Exercise task:
Gather each line of the entries below that includes "icon".
--------------------
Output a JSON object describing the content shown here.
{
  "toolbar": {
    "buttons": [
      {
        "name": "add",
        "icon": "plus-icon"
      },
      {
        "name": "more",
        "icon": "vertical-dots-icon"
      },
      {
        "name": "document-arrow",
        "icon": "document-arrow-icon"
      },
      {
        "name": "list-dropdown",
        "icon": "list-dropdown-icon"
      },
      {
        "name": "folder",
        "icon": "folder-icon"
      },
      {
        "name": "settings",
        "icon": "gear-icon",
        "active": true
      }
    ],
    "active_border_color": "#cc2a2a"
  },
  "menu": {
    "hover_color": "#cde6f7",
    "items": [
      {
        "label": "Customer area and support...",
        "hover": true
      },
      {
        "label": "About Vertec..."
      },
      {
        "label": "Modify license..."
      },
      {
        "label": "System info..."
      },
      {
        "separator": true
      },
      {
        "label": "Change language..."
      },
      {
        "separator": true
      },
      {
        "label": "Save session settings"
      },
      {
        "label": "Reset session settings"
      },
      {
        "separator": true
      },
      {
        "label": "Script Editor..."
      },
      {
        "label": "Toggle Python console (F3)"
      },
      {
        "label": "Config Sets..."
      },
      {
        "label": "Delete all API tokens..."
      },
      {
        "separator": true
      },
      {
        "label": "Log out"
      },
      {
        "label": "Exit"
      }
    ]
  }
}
--------------------
Exercise output:
        "icon": "plus-icon"
        "icon": "vertical-dots-icon"
        "icon": "document-arrow-icon"
        "icon": "list-dropdown-icon"
        "icon": "folder-icon"
        "icon": "gear-icon",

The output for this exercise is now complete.